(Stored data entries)
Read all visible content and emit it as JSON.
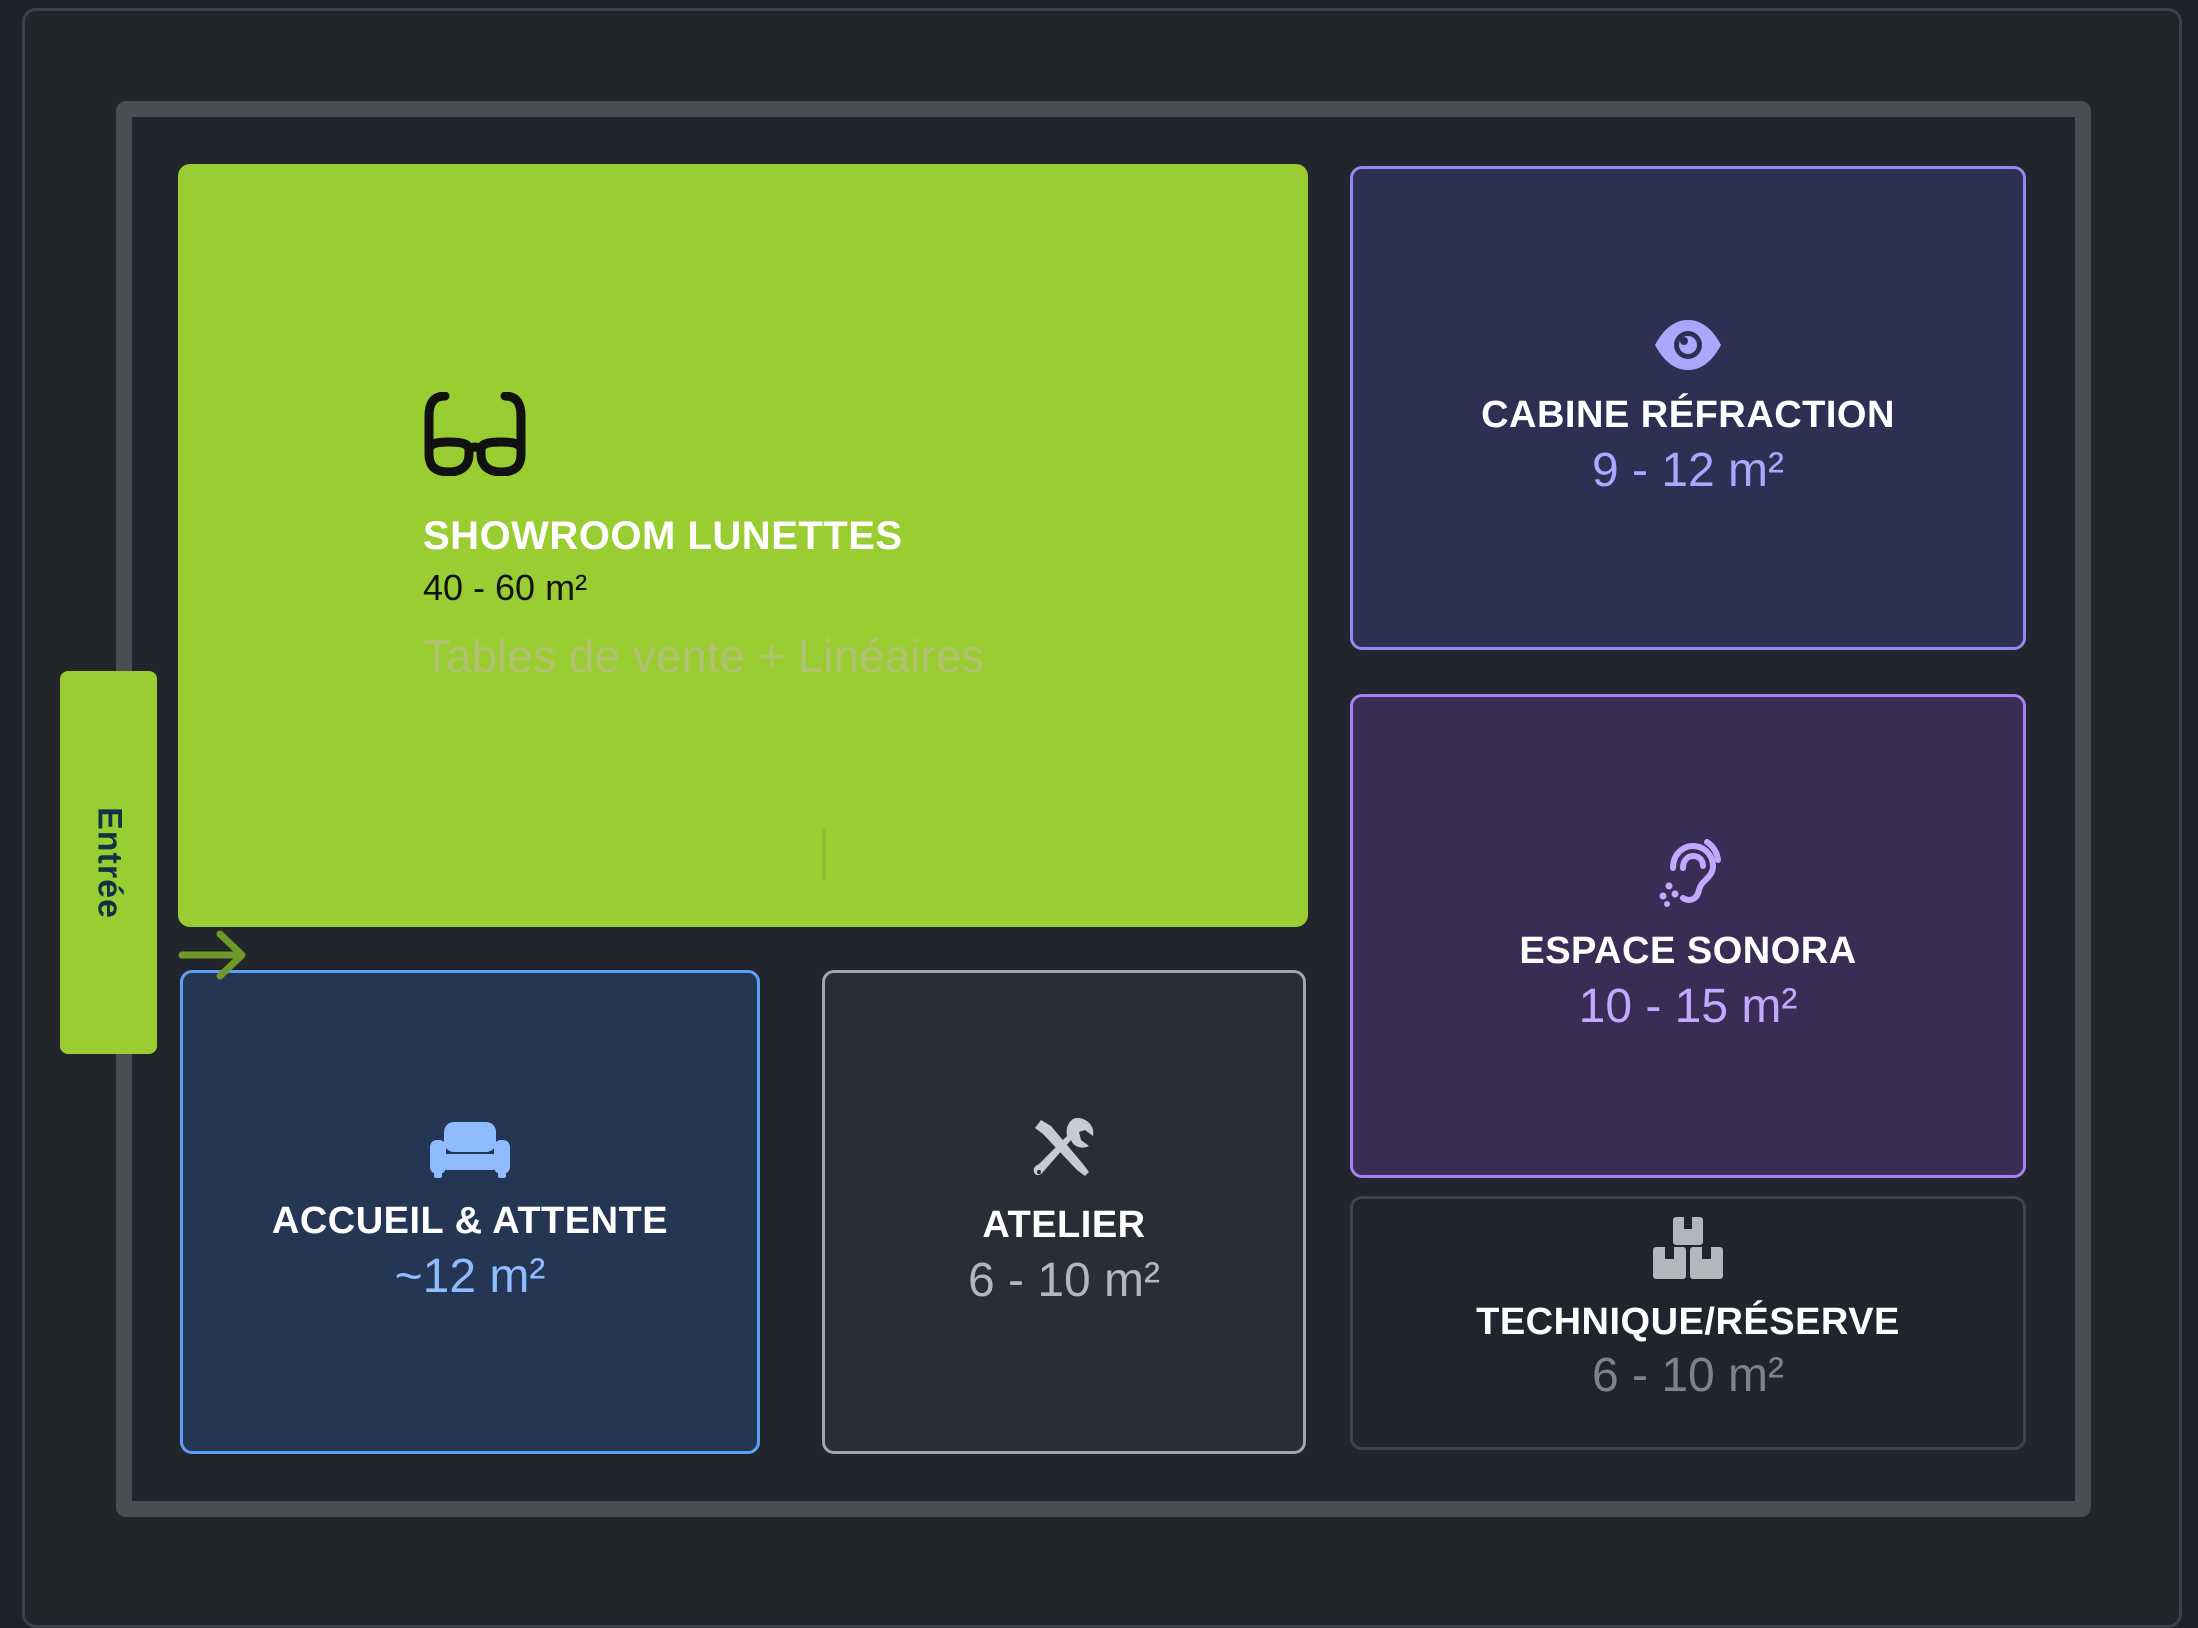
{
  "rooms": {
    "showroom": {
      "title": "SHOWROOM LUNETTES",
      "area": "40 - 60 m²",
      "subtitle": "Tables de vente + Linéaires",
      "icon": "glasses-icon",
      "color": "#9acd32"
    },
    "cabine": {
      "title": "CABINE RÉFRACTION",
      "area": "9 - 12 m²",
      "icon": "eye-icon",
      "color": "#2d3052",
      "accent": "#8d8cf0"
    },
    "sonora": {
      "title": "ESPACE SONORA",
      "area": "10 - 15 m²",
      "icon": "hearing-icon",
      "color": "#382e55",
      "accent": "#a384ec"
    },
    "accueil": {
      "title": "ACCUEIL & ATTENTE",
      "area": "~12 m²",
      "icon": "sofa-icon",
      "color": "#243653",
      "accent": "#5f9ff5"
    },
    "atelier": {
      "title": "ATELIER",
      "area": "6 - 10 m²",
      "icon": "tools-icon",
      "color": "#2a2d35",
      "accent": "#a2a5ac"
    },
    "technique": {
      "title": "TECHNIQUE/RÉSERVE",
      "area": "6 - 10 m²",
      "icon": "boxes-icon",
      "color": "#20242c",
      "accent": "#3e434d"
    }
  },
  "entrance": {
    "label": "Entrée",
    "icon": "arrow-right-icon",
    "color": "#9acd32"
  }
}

> **Directions for this task**
Images in the data above are to be skipped. Retype all other material exactly.

> **The answer**
Read all visible content and emit it as JSON.
{
  "rooms": {
    "showroom": {
      "title": "SHOWROOM LUNETTES",
      "area": "40 - 60 m²",
      "subtitle": "Tables de vente + Linéaires",
      "icon": "glasses-icon",
      "color": "#9acd32"
    },
    "cabine": {
      "title": "CABINE RÉFRACTION",
      "area": "9 - 12 m²",
      "icon": "eye-icon",
      "color": "#2d3052",
      "accent": "#8d8cf0"
    },
    "sonora": {
      "title": "ESPACE SONORA",
      "area": "10 - 15 m²",
      "icon": "hearing-icon",
      "color": "#382e55",
      "accent": "#a384ec"
    },
    "accueil": {
      "title": "ACCUEIL & ATTENTE",
      "area": "~12 m²",
      "icon": "sofa-icon",
      "color": "#243653",
      "accent": "#5f9ff5"
    },
    "atelier": {
      "title": "ATELIER",
      "area": "6 - 10 m²",
      "icon": "tools-icon",
      "color": "#2a2d35",
      "accent": "#a2a5ac"
    },
    "technique": {
      "title": "TECHNIQUE/RÉSERVE",
      "area": "6 - 10 m²",
      "icon": "boxes-icon",
      "color": "#20242c",
      "accent": "#3e434d"
    }
  },
  "entrance": {
    "label": "Entrée",
    "icon": "arrow-right-icon",
    "color": "#9acd32"
  }
}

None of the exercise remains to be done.